What you should do: Identify the lines bearing the string "case" and gather them.

Supplied entries:
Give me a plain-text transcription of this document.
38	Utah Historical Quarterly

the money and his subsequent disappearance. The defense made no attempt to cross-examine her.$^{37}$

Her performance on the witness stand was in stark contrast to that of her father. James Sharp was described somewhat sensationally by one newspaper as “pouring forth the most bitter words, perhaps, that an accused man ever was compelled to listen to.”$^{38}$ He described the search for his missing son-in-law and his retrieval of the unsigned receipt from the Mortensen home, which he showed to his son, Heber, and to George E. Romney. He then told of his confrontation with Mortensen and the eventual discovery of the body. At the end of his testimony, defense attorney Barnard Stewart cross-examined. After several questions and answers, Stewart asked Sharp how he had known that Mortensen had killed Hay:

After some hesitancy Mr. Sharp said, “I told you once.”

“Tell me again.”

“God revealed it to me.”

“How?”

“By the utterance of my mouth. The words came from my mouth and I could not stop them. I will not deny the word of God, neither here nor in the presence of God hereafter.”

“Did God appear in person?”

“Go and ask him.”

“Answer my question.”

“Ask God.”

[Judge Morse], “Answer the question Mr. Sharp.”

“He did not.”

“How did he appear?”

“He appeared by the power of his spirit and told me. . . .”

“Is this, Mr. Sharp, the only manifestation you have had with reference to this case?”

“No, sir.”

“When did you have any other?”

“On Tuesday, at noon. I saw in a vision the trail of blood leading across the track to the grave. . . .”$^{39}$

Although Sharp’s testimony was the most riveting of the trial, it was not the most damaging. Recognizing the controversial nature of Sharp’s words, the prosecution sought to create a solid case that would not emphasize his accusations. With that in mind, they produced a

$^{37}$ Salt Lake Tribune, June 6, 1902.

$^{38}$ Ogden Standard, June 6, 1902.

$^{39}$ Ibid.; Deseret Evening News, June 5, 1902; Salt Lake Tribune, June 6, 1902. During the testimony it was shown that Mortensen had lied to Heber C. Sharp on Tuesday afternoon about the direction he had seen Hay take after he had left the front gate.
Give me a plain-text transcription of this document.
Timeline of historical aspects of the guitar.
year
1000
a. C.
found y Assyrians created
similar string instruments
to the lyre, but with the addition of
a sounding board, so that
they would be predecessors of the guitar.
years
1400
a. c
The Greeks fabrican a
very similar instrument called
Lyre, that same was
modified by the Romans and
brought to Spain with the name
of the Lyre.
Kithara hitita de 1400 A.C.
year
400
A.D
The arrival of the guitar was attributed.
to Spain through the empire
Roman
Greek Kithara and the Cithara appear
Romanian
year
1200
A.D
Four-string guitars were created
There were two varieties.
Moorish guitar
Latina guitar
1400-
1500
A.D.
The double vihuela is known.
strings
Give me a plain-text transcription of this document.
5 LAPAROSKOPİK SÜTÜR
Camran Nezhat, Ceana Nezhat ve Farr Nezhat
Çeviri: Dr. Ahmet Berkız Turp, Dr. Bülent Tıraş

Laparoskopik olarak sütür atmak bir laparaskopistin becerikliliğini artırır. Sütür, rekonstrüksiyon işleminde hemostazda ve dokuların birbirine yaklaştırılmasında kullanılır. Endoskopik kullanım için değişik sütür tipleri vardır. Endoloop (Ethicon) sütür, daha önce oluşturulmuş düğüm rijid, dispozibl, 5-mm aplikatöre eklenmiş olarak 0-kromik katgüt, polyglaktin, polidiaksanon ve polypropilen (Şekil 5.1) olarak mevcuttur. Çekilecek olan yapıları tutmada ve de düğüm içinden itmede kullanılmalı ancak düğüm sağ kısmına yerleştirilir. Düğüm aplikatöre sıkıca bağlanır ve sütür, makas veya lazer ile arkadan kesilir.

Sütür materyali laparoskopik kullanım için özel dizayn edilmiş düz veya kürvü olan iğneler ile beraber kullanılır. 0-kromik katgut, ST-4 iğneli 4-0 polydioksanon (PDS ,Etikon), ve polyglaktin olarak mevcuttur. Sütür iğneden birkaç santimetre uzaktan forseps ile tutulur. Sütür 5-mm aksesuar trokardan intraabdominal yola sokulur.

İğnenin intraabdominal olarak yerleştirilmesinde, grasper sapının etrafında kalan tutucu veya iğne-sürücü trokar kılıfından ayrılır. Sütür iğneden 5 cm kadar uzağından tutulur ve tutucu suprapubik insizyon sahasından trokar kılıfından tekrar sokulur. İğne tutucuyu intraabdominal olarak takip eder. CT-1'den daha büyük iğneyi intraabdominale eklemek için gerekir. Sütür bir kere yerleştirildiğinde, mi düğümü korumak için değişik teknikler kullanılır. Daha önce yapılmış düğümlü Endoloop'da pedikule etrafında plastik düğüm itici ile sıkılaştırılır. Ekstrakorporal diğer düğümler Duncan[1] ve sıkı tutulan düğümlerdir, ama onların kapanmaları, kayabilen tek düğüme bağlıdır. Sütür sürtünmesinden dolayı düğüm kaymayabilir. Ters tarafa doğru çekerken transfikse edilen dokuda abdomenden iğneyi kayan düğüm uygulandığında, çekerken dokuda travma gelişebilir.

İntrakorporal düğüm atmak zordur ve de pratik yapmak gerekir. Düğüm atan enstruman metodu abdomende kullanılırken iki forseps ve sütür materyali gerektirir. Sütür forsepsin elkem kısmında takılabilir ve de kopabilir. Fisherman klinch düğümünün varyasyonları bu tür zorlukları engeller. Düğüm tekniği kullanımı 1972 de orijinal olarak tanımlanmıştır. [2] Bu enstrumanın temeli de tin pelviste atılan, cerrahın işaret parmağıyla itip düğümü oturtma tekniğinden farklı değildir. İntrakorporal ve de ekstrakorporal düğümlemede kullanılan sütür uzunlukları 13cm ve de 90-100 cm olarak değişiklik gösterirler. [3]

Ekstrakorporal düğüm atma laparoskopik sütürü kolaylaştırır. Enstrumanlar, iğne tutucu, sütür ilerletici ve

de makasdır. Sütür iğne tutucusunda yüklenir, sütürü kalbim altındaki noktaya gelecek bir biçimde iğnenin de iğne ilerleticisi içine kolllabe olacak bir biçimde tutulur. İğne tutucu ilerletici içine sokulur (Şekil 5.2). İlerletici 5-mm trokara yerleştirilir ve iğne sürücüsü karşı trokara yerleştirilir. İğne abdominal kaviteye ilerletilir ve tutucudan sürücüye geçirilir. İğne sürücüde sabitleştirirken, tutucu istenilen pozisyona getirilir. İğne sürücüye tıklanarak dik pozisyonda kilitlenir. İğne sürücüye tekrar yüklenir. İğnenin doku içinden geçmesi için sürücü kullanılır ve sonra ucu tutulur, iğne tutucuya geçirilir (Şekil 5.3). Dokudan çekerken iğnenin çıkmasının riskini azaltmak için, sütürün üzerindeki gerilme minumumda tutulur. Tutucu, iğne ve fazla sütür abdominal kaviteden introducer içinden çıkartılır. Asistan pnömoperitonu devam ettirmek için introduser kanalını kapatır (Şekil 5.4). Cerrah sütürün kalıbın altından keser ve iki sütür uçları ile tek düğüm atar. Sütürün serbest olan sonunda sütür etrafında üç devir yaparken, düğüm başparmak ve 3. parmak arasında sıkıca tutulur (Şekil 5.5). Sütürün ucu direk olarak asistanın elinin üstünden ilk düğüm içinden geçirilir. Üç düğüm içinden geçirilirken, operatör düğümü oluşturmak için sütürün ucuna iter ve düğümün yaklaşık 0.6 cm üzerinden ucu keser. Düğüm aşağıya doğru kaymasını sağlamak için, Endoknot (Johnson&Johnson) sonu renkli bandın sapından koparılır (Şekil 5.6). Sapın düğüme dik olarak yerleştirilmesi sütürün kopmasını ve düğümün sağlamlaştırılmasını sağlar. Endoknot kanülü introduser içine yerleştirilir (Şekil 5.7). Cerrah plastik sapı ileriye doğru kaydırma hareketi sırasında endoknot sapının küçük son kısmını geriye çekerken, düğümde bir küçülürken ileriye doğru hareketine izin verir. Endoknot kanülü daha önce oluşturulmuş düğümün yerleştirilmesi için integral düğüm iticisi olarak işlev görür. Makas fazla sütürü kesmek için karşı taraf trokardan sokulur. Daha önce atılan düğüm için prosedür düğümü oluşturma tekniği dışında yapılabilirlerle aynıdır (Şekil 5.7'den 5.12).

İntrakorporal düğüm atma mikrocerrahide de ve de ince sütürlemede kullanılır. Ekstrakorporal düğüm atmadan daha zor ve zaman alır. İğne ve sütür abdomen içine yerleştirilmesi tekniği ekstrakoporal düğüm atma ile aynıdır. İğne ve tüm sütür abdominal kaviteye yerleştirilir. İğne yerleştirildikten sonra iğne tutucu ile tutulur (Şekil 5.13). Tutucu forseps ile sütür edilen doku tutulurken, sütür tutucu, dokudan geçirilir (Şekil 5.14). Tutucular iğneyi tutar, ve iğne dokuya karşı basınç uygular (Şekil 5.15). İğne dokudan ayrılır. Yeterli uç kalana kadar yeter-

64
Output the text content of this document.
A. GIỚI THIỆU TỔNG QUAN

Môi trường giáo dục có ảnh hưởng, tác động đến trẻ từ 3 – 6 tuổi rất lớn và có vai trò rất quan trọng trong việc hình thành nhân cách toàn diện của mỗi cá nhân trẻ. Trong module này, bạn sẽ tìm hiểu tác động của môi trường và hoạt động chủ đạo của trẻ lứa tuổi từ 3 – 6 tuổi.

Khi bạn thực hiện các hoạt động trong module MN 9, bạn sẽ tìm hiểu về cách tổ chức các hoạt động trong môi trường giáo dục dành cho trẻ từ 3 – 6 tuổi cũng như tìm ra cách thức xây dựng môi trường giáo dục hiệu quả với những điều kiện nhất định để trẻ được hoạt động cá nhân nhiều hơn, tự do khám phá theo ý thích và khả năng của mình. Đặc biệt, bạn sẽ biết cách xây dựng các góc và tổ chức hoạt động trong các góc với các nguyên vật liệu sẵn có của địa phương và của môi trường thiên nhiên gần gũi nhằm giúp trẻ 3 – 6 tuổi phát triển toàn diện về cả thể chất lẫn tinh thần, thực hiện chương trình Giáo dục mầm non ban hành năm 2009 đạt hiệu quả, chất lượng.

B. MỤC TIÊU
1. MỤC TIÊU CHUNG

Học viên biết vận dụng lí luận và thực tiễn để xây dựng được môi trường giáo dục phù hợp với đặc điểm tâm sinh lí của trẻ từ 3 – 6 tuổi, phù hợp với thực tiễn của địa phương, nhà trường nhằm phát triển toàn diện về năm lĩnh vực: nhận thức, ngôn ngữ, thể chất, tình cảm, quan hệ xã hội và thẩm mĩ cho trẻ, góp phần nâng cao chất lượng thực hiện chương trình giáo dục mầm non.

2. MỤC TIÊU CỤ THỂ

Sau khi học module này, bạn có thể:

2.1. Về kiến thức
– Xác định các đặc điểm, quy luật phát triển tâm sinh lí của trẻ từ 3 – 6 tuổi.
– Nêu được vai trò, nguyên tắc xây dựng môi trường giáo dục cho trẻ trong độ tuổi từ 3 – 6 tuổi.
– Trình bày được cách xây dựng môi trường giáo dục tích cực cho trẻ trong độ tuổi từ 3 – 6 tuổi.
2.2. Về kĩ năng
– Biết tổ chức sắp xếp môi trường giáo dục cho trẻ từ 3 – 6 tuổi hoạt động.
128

Task solution:
“Is this, Mr. Sharp, the only manifestation you have had with reference to this case?”
Although Sharp’s testimony was the most riveting of the trial, it was not the most damaging. Recognizing the controversial nature of Sharp’s words, the prosecution sought to create a solid case that would not emphasize his accusations. With that in mind, they produced a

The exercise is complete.